**STATED EXERCISE**
Report the number of lines where the string "leave" occurs, and write nothing else.

** start of DATA PROVIDED **

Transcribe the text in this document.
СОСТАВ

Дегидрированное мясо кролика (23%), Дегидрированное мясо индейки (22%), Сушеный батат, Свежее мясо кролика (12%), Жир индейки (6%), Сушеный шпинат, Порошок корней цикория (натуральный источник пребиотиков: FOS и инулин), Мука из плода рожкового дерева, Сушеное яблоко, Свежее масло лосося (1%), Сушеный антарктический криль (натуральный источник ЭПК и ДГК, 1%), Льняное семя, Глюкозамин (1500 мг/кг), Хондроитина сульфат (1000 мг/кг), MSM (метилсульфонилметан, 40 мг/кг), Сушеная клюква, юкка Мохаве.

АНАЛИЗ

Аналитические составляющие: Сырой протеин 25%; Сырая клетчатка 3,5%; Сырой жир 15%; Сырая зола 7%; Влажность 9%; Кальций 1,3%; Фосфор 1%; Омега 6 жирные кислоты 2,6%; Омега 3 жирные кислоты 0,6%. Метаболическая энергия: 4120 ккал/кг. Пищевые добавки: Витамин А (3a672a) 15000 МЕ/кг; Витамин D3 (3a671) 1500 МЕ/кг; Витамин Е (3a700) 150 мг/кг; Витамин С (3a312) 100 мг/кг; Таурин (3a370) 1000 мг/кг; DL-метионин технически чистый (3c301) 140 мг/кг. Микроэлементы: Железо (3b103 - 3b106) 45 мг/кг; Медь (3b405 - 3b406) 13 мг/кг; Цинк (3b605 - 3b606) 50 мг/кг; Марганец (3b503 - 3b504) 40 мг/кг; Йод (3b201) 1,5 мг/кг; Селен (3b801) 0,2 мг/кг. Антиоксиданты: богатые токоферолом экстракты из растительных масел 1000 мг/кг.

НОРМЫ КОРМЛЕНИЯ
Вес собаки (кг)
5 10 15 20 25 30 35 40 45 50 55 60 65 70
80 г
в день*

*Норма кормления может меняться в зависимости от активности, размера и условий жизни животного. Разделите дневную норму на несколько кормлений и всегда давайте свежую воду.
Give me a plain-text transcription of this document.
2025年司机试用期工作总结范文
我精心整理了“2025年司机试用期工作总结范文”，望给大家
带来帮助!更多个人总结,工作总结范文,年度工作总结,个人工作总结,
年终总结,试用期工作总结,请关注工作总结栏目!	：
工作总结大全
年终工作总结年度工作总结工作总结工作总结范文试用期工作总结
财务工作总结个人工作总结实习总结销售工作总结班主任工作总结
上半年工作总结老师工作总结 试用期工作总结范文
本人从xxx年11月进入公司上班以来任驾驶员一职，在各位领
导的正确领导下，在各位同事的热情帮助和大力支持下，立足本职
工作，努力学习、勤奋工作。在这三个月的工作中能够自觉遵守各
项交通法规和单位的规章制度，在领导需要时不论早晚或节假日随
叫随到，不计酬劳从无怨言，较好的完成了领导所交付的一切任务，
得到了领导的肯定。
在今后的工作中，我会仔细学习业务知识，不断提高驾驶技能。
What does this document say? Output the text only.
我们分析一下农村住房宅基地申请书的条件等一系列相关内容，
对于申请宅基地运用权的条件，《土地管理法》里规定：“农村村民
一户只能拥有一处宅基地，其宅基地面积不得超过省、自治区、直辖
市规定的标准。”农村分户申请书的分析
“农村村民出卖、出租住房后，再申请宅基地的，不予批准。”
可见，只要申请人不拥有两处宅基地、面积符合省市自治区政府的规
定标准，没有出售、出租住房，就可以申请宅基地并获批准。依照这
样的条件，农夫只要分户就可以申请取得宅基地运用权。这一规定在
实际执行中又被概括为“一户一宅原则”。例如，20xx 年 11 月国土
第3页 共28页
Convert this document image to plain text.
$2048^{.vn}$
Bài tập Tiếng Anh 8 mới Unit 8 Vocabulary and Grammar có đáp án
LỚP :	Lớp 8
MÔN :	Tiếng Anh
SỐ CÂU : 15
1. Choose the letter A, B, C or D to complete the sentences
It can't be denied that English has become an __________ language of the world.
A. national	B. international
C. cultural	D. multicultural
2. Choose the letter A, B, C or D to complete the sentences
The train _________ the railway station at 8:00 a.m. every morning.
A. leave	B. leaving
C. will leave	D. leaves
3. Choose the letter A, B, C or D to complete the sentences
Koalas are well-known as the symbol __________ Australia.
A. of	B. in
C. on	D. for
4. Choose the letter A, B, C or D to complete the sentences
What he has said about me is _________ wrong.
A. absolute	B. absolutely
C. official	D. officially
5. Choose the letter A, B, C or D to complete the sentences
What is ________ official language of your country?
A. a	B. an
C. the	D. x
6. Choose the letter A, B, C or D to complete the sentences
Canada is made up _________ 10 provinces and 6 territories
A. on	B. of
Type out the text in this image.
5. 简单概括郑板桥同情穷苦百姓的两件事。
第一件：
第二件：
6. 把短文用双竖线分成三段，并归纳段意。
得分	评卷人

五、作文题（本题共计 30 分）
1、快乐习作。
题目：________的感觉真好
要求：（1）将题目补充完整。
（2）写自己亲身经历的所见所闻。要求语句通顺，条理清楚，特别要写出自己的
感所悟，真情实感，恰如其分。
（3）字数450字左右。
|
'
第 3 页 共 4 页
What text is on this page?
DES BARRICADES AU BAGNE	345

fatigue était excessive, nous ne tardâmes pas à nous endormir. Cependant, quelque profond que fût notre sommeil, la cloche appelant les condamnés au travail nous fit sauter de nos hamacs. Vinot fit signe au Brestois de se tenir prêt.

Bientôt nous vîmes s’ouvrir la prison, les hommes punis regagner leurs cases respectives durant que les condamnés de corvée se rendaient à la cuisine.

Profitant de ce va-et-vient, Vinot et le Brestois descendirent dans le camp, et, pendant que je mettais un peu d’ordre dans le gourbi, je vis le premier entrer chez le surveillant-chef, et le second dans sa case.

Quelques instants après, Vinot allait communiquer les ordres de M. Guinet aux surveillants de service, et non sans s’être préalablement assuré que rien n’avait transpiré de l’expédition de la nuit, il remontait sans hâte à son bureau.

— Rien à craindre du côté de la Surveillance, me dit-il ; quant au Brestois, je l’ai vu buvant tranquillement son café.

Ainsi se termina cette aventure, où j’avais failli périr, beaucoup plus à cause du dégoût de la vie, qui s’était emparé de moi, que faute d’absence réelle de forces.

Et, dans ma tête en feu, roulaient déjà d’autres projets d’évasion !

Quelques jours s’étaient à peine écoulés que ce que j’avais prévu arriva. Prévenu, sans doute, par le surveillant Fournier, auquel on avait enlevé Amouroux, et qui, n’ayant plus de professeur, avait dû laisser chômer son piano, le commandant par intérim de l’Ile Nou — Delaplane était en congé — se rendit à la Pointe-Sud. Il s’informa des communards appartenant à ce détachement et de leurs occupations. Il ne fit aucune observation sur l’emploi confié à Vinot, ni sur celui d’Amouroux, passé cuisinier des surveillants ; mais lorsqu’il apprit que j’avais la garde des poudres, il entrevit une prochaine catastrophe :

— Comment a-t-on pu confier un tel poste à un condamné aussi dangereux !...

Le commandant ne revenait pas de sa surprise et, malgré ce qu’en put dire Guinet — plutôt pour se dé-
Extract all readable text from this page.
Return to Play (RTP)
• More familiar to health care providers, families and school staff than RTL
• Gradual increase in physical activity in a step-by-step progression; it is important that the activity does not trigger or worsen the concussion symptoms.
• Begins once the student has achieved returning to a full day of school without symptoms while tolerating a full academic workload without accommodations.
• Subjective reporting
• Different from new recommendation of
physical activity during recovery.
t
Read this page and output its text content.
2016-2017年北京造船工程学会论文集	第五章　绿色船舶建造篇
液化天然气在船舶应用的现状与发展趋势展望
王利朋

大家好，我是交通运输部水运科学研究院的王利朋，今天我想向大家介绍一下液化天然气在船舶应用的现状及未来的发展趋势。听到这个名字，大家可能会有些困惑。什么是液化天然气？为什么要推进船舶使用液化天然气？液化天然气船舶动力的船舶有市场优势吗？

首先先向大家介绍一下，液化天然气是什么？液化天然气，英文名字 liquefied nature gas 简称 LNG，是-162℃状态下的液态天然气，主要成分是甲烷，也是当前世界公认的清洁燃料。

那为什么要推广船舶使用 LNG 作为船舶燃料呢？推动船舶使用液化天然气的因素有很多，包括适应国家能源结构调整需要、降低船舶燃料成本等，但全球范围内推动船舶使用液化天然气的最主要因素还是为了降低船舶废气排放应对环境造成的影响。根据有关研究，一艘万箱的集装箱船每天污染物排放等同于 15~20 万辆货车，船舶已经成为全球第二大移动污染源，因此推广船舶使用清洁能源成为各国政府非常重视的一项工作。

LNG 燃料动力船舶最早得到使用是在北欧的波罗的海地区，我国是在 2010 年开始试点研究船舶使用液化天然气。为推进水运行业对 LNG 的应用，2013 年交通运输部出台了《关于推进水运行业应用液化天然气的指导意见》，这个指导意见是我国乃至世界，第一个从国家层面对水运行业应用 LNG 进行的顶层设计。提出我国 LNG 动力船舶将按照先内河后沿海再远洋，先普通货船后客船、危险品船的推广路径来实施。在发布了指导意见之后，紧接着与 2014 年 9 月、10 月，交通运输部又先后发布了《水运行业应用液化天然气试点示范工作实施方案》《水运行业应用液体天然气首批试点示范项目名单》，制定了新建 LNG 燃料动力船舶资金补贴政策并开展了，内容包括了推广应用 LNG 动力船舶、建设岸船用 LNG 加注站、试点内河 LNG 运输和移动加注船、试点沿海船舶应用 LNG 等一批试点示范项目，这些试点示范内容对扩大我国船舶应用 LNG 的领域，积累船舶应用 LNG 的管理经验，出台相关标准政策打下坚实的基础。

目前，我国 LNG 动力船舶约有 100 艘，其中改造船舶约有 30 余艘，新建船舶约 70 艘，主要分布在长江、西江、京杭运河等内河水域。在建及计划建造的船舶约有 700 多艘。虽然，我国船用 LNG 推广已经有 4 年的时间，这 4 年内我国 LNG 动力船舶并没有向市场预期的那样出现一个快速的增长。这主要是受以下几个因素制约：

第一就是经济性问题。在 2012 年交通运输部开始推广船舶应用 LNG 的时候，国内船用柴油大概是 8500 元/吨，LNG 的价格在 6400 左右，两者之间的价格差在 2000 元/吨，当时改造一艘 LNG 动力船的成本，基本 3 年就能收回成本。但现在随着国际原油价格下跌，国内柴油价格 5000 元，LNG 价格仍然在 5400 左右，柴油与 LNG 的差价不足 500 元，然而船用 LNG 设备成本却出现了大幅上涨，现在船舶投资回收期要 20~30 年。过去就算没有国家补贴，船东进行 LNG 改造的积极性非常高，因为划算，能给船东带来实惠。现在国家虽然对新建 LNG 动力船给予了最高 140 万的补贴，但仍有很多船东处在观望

** end of DATA PROVIDED **

**TASK RESULT**
2